_EXERCISE AIM:_ Restate all of the entries verbatim.

_SOURCE RECORDS:_
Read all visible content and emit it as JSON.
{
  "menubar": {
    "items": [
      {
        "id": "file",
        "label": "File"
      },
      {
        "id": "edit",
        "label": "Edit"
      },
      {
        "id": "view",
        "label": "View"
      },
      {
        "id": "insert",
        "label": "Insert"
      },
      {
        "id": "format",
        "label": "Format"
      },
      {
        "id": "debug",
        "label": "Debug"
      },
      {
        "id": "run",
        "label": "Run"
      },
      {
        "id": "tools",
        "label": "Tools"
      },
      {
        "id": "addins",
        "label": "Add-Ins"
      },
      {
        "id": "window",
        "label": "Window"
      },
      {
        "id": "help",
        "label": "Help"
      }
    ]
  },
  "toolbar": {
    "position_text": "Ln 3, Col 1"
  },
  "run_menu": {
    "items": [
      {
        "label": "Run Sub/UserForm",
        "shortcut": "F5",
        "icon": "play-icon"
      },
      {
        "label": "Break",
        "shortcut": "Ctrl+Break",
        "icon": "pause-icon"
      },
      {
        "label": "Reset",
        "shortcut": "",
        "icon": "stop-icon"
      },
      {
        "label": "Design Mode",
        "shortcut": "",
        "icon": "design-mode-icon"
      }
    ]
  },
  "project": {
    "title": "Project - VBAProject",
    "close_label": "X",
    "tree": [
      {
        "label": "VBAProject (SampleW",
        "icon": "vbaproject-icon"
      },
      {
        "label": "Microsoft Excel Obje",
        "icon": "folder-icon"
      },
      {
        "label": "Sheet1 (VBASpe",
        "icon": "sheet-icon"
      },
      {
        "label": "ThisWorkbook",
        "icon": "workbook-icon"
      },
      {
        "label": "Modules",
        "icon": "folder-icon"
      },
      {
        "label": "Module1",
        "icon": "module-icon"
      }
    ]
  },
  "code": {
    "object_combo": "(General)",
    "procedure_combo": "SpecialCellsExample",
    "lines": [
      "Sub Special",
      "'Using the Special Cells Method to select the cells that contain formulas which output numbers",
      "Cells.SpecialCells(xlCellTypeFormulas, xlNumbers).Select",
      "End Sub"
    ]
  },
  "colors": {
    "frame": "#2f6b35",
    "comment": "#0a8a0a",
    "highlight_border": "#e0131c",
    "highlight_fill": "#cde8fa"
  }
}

_TASK ANSWER:_
Read all visible content and emit it as JSON.
{
  "menubar": {
    "items": [
      {
        "id": "file",
        "label": "File"
      },
      {
        "id": "edit",
        "label": "Edit"
      },
      {
        "id": "view",
        "label": "View"
      },
      {
        "id": "insert",
        "label": "Insert"
      },
      {
        "id": "format",
        "label": "Format"
      },
      {
        "id": "debug",
        "label": "Debug"
      },
      {
        "id": "run",
        "label": "Run"
      },
      {
        "id": "tools",
        "label": "Tools"
      },
      {
        "id": "addins",
        "label": "Add-Ins"
      },
      {
        "id": "window",
        "label": "Window"
      },
      {
        "id": "help",
        "label": "Help"
      }
    ]
  },
  "toolbar": {
    "position_text": "Ln 3, Col 1"
  },
  "run_menu": {
    "items": [
      {
        "label": "Run Sub/UserForm",
        "shortcut": "F5",
        "icon": "play-icon"
      },
      {
        "label": "Break",
        "shortcut": "Ctrl+Break",
        "icon": "pause-icon"
      },
      {
        "label": "Reset",
        "shortcut": "",
        "icon": "stop-icon"
      },
      {
        "label": "Design Mode",
        "shortcut": "",
        "icon": "design-mode-icon"
      }
    ]
  },
  "project": {
    "title": "Project - VBAProject",
    "close_label": "X",
    "tree": [
      {
        "label": "VBAProject (SampleW",
        "icon": "vbaproject-icon"
      },
      {
        "label": "Microsoft Excel Obje",
        "icon": "folder-icon"
      },
      {
        "label": "Sheet1 (VBASpe",
        "icon": "sheet-icon"
      },
      {
        "label": "ThisWorkbook",
        "icon": "workbook-icon"
      },
      {
        "label": "Modules",
        "icon": "folder-icon"
      },
      {
        "label": "Module1",
        "icon": "module-icon"
      }
    ]
  },
  "code": {
    "object_combo": "(General)",
    "procedure_combo": "SpecialCellsExample",
    "lines": [
      "Sub Special",
      "'Using the Special Cells Method to select the cells that contain formulas which output numbers",
      "Cells.SpecialCells(xlCellTypeFormulas, xlNumbers).Select",
      "End Sub"
    ]
  },
  "colors": {
    "frame": "#2f6b35",
    "comment": "#0a8a0a",
    "highlight_border": "#e0131c",
    "highlight_fill": "#cde8fa"
  }
}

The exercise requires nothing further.